> [EXCERPTED PASSAGE]:
________________________________________

Continuing an existing discussion on client footprint optimization especially when a lot of features in WebGrid are enabled, I’ve decided to do a little research on the best way to compress these client resources with a balanced server load yet acceptable compression result.
In this research, I’m running on Windows 7 Professional, IIS 7.5, Visual Studio 2008 SP1, and HttpWatch Professional installed with WebGrid Enterprise’s samples.
Without compression, the client resources size is around 1.2 mb.
SmartWebResources’ Compression Technology
SmartWebResources™ technology not only introduces unique architecture for hassle-free deployment, it also comes with built-in compression feature with a reasonable result. Simply put the key below in your web.config to enable the compression:
<add key="ISNet.WebUI.ISRes_Compressed" value="true" />
The result will look like the screenshot below.
The SmartWebResources’ squeezes client resources to 680 kb, saves roughly 60%.
IIS 7 Dynamic Compression
The latest IIS now offers easy customizability in more user friendly format. Unlike its previous version, compression can be enabled without having to edit a certain .config file. You can enable/disable the compression directly in the IIS Manager.
If you wish to learn more about IIS 7’s compression, please click here.
The default compression level is 7. The compression level in IIS is, fortunately, customizable although you won’t find this setting anywhere else in the documentation.
To change the compression level in IIS 7, run the following syntax from command line:
[WinDir]\System32\inetsrv\appcmd set config /section:httpCompression
The acceptable value for compression level is 1 – 10. Setting the compression level to 10 will instruct the IIS to use the best compression quality which produces the smallest output. While it’s great to be able to compact the client resources and deliver very small output to client, it requires a more powerful server for heavier processing and overhead.

________________________________________

> [RECORD SET]:
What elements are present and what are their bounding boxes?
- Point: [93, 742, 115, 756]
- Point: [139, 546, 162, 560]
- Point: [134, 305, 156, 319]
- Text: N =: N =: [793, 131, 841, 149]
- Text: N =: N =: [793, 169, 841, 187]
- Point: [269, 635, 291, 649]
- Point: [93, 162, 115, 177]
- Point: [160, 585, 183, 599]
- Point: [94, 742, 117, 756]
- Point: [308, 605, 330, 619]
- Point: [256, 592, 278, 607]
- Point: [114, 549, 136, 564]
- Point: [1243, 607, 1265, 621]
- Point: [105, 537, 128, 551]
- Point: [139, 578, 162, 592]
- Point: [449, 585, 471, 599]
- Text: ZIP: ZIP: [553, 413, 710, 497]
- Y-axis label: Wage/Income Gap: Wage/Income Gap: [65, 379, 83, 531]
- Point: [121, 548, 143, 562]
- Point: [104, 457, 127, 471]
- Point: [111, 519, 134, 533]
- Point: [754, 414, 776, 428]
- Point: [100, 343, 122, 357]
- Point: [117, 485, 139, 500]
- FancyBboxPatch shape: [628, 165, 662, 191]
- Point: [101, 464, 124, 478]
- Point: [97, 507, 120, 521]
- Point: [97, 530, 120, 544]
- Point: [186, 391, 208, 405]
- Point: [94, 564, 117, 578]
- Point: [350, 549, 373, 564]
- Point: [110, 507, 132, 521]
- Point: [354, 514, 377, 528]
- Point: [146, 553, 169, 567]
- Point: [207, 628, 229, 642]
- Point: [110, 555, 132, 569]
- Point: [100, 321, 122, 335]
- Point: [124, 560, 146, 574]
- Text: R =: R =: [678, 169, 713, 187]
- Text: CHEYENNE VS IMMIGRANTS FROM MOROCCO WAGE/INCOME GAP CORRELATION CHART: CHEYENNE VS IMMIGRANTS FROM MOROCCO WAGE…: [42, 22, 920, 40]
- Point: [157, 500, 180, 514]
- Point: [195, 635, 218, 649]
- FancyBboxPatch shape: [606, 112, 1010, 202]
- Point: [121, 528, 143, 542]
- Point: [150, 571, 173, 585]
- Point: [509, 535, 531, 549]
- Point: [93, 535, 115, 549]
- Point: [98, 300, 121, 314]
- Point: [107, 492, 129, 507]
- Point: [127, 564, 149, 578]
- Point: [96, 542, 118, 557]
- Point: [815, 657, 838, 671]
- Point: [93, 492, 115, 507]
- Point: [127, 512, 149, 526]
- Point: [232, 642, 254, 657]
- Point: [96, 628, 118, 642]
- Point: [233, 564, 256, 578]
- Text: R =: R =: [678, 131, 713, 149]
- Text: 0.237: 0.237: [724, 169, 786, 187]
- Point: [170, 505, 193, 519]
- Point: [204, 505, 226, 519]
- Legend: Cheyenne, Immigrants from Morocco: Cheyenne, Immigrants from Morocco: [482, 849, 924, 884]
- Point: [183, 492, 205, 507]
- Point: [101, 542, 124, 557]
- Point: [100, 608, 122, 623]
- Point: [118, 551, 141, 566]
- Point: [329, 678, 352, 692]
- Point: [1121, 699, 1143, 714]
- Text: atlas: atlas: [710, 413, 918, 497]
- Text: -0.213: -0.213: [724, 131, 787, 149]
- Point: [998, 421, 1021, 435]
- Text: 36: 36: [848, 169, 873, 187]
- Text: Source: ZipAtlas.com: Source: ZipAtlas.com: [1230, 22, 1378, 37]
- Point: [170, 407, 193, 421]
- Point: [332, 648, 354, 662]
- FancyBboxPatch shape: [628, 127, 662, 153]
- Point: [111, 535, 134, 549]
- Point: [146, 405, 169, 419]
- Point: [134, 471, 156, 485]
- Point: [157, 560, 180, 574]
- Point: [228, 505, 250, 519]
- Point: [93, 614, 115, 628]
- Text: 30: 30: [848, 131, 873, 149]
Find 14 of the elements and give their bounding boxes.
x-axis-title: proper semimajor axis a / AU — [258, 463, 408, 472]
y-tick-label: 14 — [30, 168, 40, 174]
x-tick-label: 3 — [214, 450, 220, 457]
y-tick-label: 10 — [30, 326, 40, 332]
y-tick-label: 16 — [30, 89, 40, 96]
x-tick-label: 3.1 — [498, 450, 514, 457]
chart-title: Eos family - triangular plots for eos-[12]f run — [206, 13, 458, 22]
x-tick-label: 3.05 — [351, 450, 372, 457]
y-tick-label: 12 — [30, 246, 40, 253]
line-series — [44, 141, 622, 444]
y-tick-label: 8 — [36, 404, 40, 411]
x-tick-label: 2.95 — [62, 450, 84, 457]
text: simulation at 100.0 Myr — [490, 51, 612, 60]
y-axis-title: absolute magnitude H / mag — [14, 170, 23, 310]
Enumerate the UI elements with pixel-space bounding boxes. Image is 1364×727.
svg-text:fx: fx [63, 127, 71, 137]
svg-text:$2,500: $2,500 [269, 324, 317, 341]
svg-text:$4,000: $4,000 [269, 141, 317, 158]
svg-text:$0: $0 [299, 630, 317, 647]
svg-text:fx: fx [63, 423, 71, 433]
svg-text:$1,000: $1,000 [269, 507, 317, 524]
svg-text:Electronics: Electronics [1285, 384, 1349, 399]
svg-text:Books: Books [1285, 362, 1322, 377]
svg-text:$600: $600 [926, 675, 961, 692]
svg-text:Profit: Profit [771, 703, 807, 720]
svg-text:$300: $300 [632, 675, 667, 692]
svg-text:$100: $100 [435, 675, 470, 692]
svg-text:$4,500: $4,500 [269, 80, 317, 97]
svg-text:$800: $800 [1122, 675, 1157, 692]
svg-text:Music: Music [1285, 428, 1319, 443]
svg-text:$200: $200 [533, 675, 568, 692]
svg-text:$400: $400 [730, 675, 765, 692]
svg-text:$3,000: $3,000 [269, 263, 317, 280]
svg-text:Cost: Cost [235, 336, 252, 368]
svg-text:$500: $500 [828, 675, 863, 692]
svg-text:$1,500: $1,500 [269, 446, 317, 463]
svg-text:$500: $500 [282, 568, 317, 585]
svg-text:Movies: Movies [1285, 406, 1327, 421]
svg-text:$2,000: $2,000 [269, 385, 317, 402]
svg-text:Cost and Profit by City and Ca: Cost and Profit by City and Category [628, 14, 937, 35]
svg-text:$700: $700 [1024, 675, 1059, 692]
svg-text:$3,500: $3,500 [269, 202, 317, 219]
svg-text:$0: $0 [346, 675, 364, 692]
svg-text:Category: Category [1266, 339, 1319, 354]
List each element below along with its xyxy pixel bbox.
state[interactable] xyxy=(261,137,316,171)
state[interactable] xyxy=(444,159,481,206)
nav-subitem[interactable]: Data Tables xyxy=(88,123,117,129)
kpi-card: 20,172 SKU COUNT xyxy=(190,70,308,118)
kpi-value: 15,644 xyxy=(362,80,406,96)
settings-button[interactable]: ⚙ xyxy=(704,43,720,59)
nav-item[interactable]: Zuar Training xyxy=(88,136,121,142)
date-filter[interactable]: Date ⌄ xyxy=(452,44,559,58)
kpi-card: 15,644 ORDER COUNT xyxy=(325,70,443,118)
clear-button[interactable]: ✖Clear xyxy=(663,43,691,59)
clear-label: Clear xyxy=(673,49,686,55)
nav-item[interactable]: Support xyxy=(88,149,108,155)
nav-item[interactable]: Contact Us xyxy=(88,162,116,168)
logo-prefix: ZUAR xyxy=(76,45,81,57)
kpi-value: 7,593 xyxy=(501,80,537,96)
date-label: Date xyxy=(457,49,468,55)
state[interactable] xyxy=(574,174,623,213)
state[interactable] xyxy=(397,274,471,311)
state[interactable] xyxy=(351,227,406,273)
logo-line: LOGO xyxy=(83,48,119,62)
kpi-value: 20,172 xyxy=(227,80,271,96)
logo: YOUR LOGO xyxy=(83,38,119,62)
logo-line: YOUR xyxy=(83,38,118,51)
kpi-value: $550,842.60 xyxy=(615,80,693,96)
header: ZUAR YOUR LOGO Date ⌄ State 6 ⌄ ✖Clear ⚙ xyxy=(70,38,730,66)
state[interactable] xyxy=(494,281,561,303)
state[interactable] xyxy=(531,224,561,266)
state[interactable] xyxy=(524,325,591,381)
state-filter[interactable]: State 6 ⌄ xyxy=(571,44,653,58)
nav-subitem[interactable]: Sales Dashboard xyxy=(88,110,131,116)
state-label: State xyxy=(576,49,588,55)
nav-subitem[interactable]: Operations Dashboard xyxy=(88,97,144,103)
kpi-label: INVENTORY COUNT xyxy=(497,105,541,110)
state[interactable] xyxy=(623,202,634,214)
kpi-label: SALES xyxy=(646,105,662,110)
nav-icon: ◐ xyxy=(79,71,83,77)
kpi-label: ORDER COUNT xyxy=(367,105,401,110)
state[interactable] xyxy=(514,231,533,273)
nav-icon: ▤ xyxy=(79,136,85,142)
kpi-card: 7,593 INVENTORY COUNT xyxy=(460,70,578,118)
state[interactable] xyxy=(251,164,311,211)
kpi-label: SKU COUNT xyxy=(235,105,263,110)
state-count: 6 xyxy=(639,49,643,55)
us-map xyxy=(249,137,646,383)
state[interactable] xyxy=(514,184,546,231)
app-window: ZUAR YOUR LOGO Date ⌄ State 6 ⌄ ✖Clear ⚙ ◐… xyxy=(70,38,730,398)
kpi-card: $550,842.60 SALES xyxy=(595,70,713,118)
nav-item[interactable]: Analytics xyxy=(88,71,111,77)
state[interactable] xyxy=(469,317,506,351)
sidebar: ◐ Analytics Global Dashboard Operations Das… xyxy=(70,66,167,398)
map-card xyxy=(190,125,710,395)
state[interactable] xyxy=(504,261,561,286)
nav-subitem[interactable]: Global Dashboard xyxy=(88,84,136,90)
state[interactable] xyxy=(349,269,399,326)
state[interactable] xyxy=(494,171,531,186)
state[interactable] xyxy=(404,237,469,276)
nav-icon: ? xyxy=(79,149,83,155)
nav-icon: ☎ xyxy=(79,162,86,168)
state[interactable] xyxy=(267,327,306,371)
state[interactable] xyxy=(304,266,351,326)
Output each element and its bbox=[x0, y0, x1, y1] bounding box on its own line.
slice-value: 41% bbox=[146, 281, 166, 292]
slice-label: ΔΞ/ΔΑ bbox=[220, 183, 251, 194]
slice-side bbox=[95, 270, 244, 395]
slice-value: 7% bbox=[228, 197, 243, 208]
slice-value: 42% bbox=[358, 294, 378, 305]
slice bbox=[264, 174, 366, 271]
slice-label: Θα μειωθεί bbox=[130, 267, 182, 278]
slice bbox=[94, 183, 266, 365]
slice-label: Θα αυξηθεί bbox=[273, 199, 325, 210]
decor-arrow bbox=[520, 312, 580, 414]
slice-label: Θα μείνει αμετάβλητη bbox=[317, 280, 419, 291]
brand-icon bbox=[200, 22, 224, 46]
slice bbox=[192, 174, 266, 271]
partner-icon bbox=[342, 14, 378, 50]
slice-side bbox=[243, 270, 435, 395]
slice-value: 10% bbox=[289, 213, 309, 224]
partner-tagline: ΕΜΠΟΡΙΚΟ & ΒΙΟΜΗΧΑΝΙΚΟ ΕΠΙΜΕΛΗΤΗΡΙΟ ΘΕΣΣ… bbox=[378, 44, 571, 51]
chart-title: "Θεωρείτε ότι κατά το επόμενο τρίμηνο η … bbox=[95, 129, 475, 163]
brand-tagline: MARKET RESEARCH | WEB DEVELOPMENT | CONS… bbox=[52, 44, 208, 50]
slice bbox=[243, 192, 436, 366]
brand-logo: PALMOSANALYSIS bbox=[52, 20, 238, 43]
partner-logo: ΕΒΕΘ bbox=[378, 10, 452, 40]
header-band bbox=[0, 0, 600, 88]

________________________________________

> [DESCRIPTION OF THE TASK]: According to the post on compressing client resources, what is the drawback of setting the IIS 7 compression level to 10, and why does it arise? Answer in one to three sentences.

> [SOLUTION TO THIS PROBLEM]: Level 10 tells IIS to use the best compression quality, which produces the smallest output. That heavier processing adds overhead, so it requires a more powerful server.